> _AIM OF THE EXERCISE_: Leave out the pictures and copy everything else in the entries exactly.

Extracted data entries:
══════

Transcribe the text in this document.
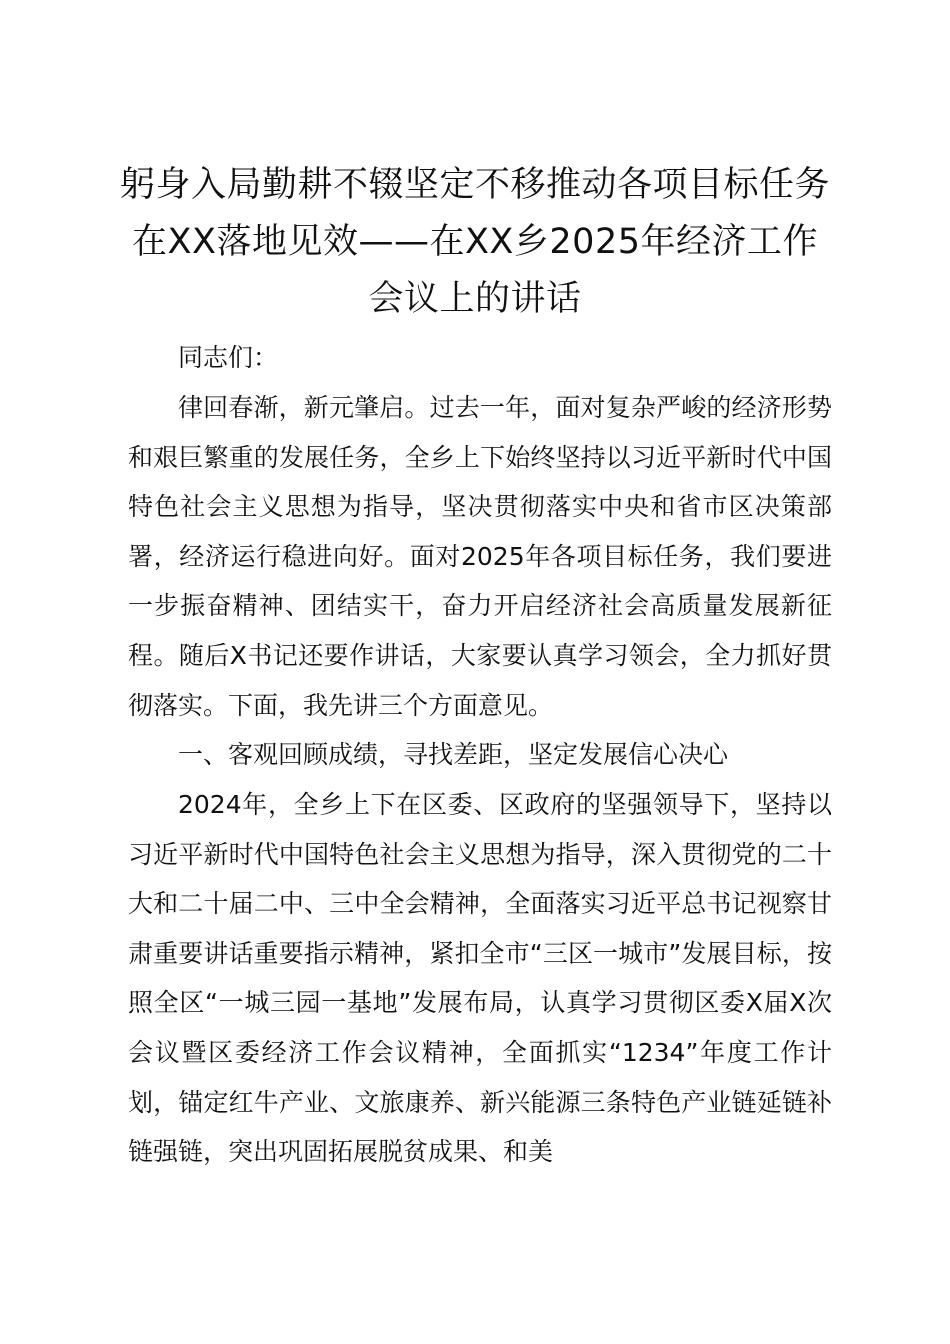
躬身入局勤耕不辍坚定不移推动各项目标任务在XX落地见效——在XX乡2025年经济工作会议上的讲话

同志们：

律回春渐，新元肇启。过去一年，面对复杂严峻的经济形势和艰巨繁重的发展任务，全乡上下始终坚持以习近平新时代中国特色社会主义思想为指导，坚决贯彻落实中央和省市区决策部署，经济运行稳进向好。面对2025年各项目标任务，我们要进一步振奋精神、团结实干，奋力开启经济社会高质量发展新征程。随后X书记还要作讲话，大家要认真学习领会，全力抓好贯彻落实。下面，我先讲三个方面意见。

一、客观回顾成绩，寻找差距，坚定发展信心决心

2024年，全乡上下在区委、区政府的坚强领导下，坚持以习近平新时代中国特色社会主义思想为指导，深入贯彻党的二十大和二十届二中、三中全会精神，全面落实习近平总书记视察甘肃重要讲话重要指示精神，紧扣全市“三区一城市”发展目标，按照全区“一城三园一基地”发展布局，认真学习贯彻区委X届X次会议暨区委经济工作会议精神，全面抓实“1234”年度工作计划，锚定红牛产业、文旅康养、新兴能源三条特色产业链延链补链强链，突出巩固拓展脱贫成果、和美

══════

> _FULL ANSWER_:
Transcribe the text in this document.
躬身入局勤耕不辍坚定不移推动各项目标任务在XX落地见效——在XX乡2025年经济工作会议上的讲话

同志们：

律回春渐，新元肇启。过去一年，面对复杂严峻的经济形势和艰巨繁重的发展任务，全乡上下始终坚持以习近平新时代中国特色社会主义思想为指导，坚决贯彻落实中央和省市区决策部署，经济运行稳进向好。面对2025年各项目标任务，我们要进一步振奋精神、团结实干，奋力开启经济社会高质量发展新征程。随后X书记还要作讲话，大家要认真学习领会，全力抓好贯彻落实。下面，我先讲三个方面意见。

一、客观回顾成绩，寻找差距，坚定发展信心决心

2024年，全乡上下在区委、区政府的坚强领导下，坚持以习近平新时代中国特色社会主义思想为指导，深入贯彻党的二十大和二十届二中、三中全会精神，全面落实习近平总书记视察甘肃重要讲话重要指示精神，紧扣全市“三区一城市”发展目标，按照全区“一城三园一基地”发展布局，认真学习贯彻区委X届X次会议暨区委经济工作会议精神，全面抓实“1234”年度工作计划，锚定红牛产业、文旅康养、新兴能源三条特色产业链延链补链强链，突出巩固拓展脱贫成果、和美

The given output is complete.